» Description of the task: Copy every line that holds "text".

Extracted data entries
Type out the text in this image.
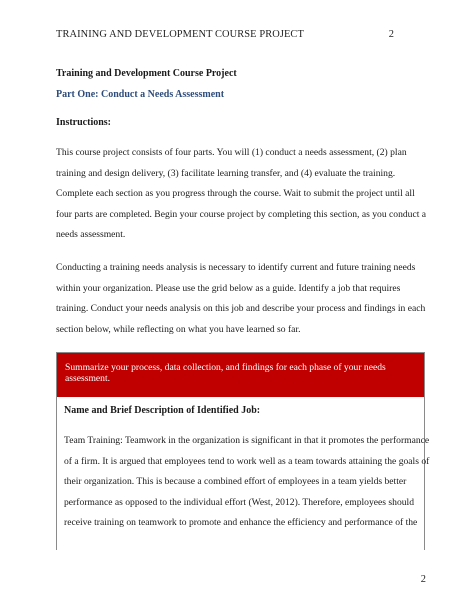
TRAINING AND DEVELOPMENT COURSE PROJECT	2
Training and Development Course Project
Part One: Conduct a Needs Assessment
Instructions:

This course project consists of four parts. You will (1) conduct a needs assessment, (2) plan
training and design delivery, (3) facilitate learning transfer, and (4) evaluate the training.
Complete each section as you progress through the course. Wait to submit the project until all
four parts are completed. Begin your course project by completing this section, as you conduct a
needs assessment.

Conducting a training needs analysis is necessary to identify current and future training needs
within your organization. Please use the grid below as a guide. Identify a job that requires
training. Conduct your needs analysis on this job and describe your process and findings in each
section below, while reflecting on what you have learned so far.

Summarize your process, data collection, and findings for each phase of your needs assessment.
Name and Brief Description of Identified Job:
Team Training: Teamwork in the organization is significant in that it promotes the performance
of a firm. It is argued that employees tend to work well as a team towards attaining the goals of
their organization. This is because a combined effort of employees in a team yields better
performance as opposed to the individual effort (West, 2012). Therefore, employees should
receive training on teamwork to promote and enhance the efficiency and performance of the
2
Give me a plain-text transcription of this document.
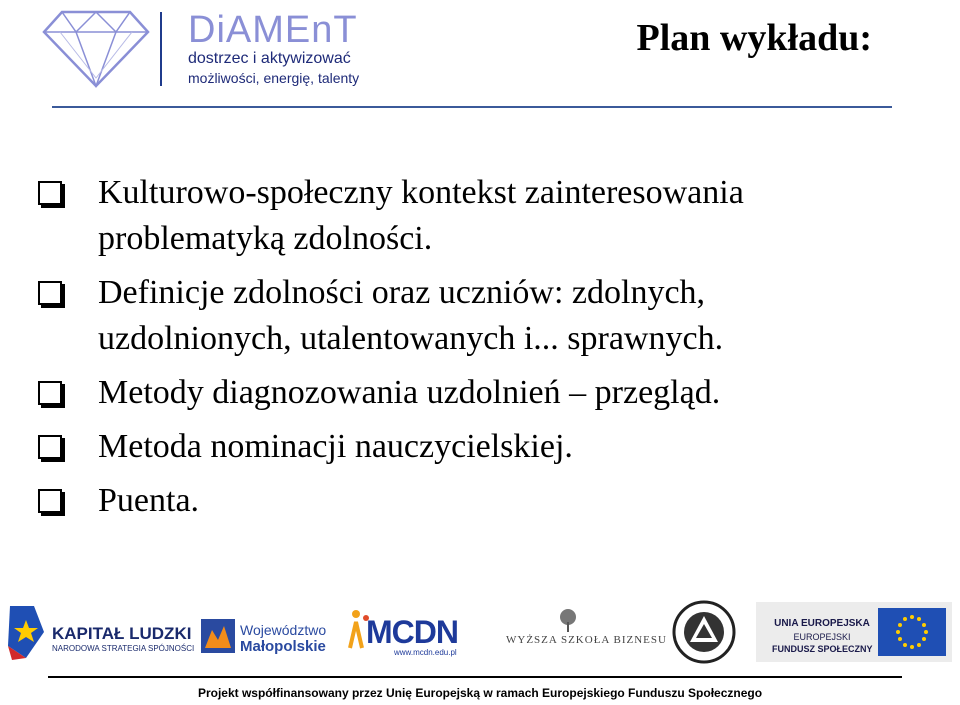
DiAMEnT
dostrzec i aktywizować
możliwości, energię, talenty
Plan wykładu:
Kulturowo-społeczny kontekst zainteresowania
problematyką zdolności.
Definicje zdolności oraz uczniów: zdolnych,
uzdolnionych, utalentowanych i... sprawnych.
Metody diagnozowania uzdolnień – przegląd.
Metoda nominacji nauczycielskiej.
Puenta.
KAPITAŁ LUDZKI
NARODOWA STRATEGIA SPÓJNOŚCI
Województwo
Małopolskie MCDN
www.mcdn.edu.pl
WYŻSZA SZKOŁA BIZNESU
UNIA EUROPEJSKA
EUROPEJSKI
FUNDUSZ SPOŁECZNY
Projekt współfinansowany przez Unię Europejską w ramach Europejskiego Funduszu Społecznego
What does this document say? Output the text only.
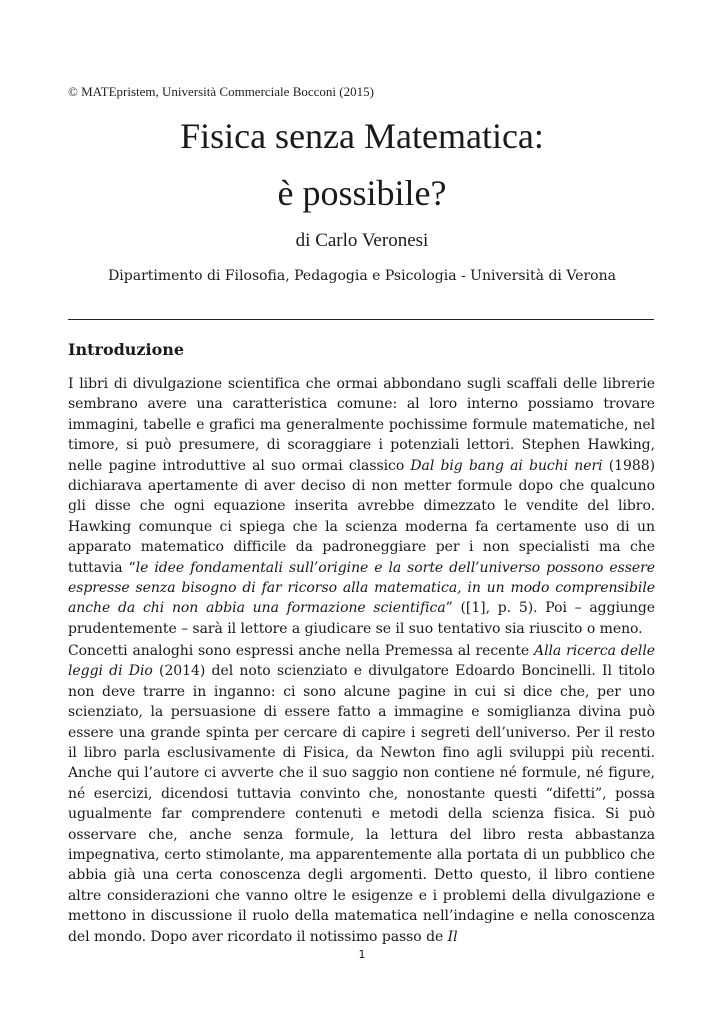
© MATEpristem, Università Commerciale Bocconi (2015)
Fisica senza Matematica:
è possibile?
di Carlo Veronesi
Dipartimento di Filosofia, Pedagogia e Psicologia - Università di Verona
Introduzione

I libri di divulgazione scientifica che ormai abbondano sugli scaffali delle librerie sembrano avere una caratteristica comune: al loro interno possiamo trovare immagini, tabelle e grafici ma generalmente pochissime formule matematiche, nel timore, si può presumere, di scoraggiare i potenziali lettori. Stephen Hawking, nelle pagine introduttive al suo ormai classico Dal big bang ai buchi neri (1988) dichiarava apertamente di aver deciso di non metter formule dopo che qualcuno gli disse che ogni equazione inserita avrebbe dimezzato le vendite del libro. Hawking comunque ci spiega che la scienza moderna fa certamente uso di un apparato matematico difficile da padroneggiare per i non specialisti ma che tuttavia “le idee fondamentali sull’origine e la sorte dell’universo possono essere espresse senza bisogno di far ricorso alla matematica, in un modo comprensibile anche da chi non abbia una formazione scientifica” ([1], p. 5). Poi – aggiunge prudentemente – sarà il lettore a giudicare se il suo tentativo sia riuscito o meno.

Concetti analoghi sono espressi anche nella Premessa al recente Alla ricerca delle leggi di Dio (2014) del noto scienziato e divulgatore Edoardo Boncinelli. Il titolo non deve trarre in inganno: ci sono alcune pagine in cui si dice che, per uno scienziato, la persuasione di essere fatto a immagine e somiglianza divina può essere una grande spinta per cercare di capire i segreti dell’universo. Per il resto il libro parla esclusivamente di Fisica, da Newton fino agli sviluppi più recenti. Anche qui l’autore ci avverte che il suo saggio non contiene né formule, né figure, né esercizi, dicendosi tuttavia convinto che, nonostante questi “difetti”, possa ugualmente far comprendere contenuti e metodi della scienza fisica. Si può osservare che, anche senza formule, la lettura del libro resta abbastanza impegnativa, certo stimolante, ma apparentemente alla portata di un pubblico che abbia già una certa conoscenza degli argomenti. Detto questo, il libro contiene altre considerazioni che vanno oltre le esigenze e i problemi della divulgazione e mettono in discussione il ruolo della matematica nell’indagine e nella conoscenza del mondo. Dopo aver ricordato il notissimo passo de Il

1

» Task result:
Type out the text in this image.
Give me a plain-text transcription of this document.
What does this document say? Output the text only.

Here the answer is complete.